▶ [Problem]: Out of the lines below, please list those that hold the string "summary".

▶ [Extracted material]:
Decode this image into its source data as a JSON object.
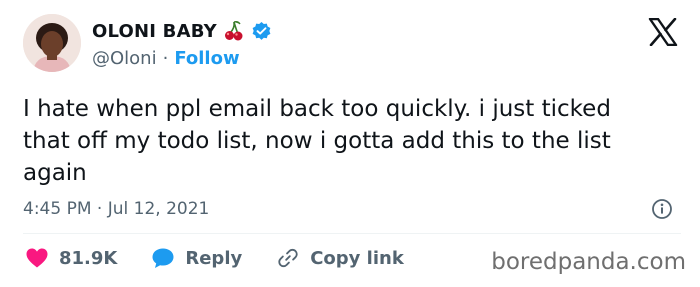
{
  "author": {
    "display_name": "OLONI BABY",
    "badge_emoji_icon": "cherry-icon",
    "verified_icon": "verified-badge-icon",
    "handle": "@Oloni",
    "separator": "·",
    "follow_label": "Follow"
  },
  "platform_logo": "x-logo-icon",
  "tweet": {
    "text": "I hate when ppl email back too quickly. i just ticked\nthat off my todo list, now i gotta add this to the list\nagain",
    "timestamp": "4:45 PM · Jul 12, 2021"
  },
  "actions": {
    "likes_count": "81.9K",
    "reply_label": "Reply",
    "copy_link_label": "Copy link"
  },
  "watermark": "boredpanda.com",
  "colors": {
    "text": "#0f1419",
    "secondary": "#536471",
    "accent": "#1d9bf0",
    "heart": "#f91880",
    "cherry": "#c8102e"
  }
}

--

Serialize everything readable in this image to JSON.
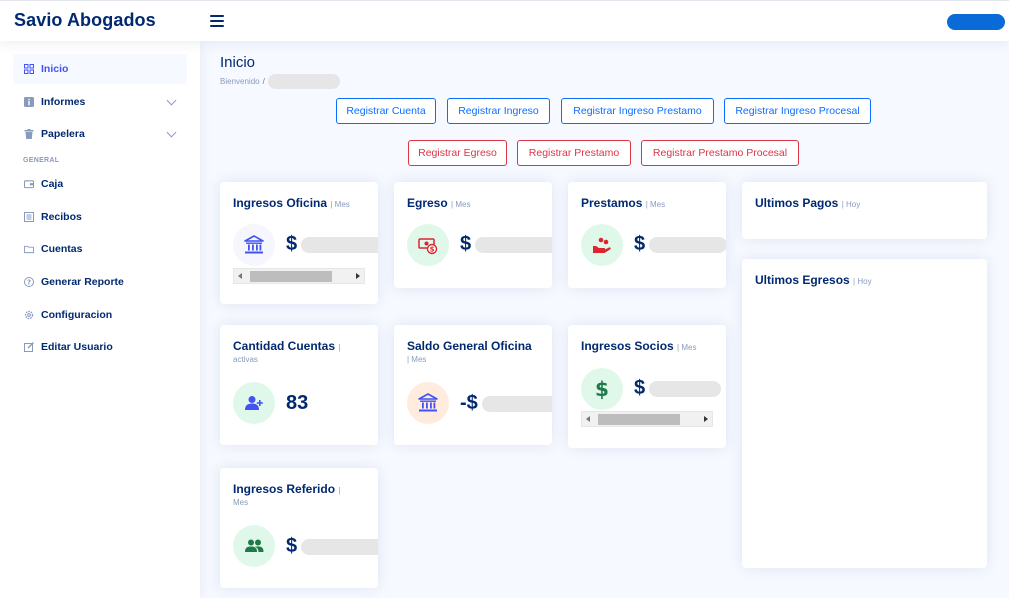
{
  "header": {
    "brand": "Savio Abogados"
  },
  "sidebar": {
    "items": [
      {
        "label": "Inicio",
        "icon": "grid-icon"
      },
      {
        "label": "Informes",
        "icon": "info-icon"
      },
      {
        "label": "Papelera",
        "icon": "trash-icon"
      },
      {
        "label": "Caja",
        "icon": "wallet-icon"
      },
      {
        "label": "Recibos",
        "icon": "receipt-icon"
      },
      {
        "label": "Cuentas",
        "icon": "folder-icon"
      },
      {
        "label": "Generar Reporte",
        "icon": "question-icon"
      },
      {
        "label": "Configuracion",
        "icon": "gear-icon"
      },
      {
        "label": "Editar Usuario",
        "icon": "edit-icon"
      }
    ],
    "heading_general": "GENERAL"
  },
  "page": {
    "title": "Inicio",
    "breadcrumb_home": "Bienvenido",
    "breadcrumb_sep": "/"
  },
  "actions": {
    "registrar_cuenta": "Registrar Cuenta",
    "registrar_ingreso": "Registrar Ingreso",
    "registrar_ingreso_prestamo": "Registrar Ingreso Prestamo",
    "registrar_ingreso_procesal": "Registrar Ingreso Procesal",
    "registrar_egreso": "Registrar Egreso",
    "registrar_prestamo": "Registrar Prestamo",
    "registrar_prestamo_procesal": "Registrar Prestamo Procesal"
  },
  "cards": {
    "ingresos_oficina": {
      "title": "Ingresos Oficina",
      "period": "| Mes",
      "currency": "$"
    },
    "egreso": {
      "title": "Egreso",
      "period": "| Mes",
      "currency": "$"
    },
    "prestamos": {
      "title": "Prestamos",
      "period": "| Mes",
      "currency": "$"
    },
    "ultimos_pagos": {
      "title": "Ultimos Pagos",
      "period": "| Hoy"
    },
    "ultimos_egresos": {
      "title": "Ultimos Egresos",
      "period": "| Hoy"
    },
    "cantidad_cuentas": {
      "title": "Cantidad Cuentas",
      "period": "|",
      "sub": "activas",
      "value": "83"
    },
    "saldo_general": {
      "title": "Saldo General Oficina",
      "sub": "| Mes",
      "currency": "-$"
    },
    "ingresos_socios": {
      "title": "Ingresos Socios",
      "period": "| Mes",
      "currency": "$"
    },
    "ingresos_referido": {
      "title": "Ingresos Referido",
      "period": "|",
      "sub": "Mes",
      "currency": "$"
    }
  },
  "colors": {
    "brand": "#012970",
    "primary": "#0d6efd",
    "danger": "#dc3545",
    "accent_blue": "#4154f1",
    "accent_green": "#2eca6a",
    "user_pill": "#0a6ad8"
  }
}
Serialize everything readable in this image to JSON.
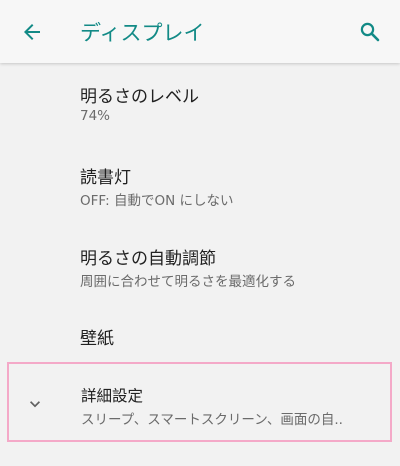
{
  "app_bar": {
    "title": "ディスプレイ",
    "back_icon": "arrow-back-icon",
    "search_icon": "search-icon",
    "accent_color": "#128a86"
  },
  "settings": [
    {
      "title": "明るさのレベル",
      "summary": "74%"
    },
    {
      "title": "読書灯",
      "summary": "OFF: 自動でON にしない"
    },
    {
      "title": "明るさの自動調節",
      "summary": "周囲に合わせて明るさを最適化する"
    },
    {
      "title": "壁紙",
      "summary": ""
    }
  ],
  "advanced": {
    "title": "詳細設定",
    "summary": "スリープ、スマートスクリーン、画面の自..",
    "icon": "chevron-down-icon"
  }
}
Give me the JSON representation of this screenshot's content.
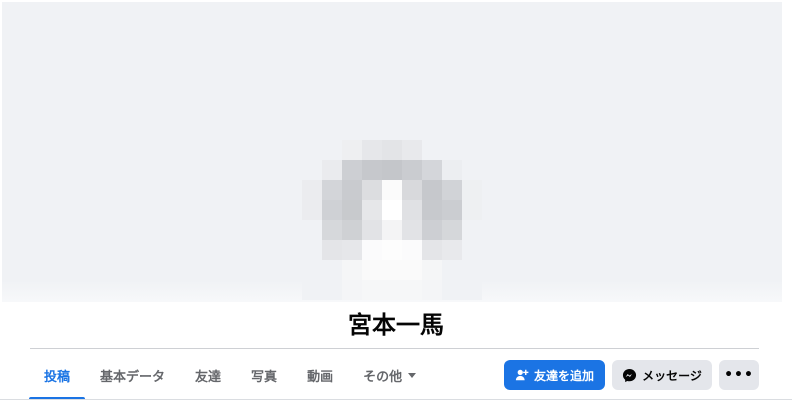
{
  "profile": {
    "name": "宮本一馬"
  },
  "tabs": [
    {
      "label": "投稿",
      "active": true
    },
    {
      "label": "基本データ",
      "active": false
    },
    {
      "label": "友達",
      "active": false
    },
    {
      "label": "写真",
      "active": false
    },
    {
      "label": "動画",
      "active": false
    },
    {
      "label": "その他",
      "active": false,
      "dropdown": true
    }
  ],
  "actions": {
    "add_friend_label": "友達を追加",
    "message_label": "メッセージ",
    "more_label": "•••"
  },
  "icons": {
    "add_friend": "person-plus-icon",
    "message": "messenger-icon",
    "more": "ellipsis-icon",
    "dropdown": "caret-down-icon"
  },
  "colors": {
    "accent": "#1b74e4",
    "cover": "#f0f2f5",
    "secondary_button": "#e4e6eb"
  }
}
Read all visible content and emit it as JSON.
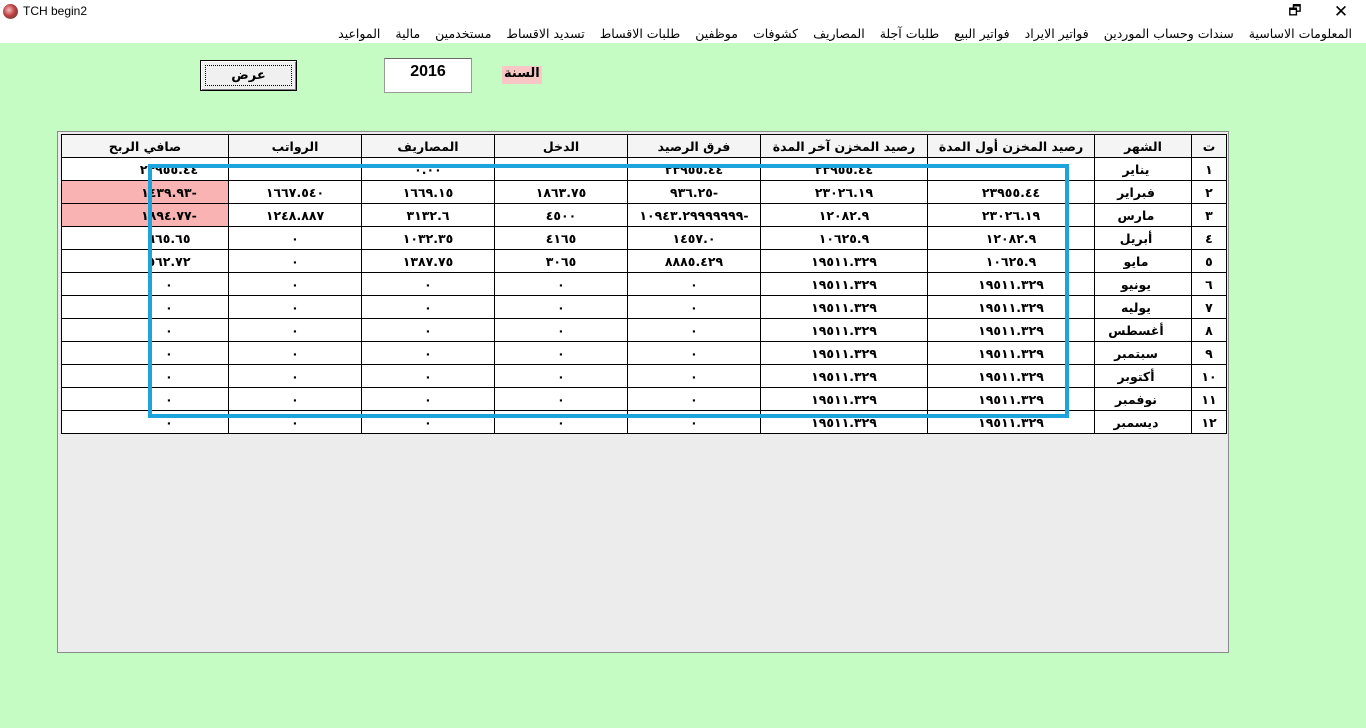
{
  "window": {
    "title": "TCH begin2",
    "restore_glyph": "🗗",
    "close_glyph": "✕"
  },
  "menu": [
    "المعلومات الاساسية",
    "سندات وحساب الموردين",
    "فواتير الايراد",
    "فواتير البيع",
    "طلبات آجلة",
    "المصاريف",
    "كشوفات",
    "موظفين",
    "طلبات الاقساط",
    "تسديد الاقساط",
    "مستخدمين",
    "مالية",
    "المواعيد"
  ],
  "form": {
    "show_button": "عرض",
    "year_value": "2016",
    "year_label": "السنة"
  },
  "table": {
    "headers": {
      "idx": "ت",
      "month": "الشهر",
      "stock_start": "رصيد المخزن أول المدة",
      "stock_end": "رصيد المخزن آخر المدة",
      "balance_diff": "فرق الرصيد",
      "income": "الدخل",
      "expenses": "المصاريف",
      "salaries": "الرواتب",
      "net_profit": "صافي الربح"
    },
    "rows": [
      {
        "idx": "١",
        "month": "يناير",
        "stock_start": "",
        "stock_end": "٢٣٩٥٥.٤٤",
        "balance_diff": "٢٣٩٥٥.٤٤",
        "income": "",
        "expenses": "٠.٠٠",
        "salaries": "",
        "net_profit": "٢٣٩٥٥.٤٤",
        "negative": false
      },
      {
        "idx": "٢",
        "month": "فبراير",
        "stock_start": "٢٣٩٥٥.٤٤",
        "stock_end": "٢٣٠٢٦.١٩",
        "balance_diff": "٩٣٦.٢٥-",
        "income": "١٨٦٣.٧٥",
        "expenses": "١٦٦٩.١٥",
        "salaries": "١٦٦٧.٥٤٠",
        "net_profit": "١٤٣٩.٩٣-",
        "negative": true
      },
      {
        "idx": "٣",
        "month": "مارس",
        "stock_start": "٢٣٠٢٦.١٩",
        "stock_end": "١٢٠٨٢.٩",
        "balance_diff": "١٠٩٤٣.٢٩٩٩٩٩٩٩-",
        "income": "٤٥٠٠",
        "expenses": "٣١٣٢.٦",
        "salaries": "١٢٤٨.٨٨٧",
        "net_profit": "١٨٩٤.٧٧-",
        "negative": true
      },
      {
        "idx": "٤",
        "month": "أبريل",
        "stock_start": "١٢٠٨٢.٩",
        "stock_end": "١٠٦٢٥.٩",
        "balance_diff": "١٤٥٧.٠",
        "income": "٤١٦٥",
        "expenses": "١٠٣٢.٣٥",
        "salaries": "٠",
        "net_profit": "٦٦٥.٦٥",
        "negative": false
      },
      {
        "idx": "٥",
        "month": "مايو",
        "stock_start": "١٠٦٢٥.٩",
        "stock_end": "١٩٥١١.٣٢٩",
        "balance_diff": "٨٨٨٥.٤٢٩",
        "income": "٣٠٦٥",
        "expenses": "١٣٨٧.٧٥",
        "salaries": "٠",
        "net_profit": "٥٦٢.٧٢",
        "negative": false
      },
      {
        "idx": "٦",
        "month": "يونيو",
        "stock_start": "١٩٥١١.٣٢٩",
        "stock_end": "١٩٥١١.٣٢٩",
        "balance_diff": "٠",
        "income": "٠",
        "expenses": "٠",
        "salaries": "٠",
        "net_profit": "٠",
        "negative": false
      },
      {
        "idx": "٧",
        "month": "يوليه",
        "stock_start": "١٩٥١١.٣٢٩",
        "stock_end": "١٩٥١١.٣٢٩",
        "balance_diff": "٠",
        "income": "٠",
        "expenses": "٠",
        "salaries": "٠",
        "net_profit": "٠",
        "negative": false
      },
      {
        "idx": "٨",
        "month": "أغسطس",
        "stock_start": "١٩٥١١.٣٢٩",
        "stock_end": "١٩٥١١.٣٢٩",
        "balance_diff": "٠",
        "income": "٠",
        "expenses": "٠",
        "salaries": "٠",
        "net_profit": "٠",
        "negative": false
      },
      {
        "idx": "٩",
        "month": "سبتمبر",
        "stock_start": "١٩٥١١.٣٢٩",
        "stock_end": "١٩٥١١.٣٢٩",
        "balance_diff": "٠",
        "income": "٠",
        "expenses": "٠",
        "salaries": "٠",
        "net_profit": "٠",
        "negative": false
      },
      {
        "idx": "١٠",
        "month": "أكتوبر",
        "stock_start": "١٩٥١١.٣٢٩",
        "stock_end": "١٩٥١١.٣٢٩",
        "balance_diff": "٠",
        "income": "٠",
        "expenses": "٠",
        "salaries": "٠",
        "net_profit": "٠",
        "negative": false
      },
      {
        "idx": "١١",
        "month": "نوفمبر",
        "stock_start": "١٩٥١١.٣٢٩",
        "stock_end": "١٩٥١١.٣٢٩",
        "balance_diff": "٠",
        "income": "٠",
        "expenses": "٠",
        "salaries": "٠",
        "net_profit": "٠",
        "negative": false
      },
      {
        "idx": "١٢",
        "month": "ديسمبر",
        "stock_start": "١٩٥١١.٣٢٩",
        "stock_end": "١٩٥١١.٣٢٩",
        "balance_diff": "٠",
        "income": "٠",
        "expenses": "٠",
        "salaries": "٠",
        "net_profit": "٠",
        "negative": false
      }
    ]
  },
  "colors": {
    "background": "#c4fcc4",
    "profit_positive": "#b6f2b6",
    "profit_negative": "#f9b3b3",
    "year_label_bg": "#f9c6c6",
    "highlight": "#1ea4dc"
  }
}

==

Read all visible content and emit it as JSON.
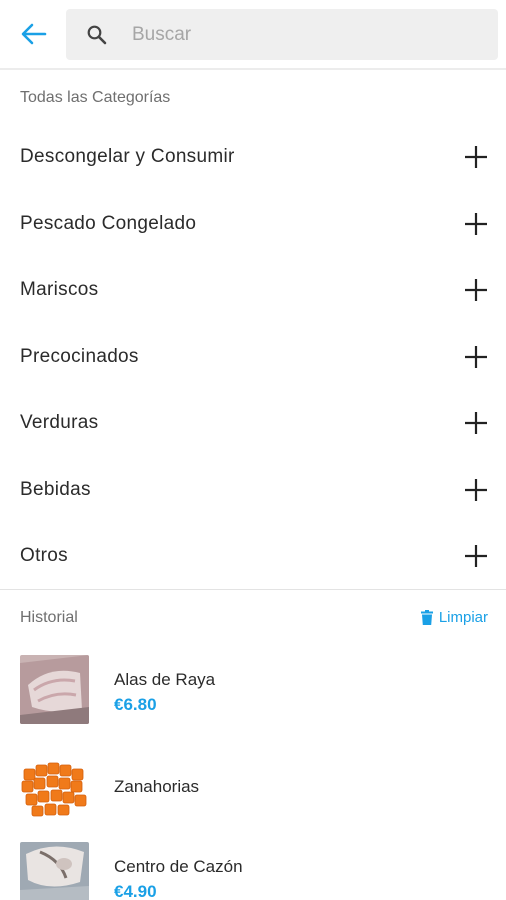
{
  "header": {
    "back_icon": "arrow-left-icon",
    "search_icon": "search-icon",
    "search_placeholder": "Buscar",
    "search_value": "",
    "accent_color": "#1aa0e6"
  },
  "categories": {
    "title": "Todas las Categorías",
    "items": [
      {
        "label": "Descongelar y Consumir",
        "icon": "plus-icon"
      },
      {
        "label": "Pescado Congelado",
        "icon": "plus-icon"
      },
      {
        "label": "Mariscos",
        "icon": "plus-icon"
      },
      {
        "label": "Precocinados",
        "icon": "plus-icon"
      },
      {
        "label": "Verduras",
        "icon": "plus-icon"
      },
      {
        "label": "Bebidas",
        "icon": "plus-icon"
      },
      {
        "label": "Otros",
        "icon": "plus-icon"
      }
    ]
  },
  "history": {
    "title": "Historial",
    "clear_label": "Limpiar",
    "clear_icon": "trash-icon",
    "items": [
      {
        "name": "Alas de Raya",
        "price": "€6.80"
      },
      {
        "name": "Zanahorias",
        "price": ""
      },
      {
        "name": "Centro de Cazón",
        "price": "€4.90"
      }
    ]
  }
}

▶ [Result of the task]:
      "summary": "74%"
      "summary": "OFF: 自動でON にしない"
      "summary": "周囲に合わせて明るさを最適化する"
      "summary": ""
    "summary": "スリープ、スマートスクリーン、画面の自..",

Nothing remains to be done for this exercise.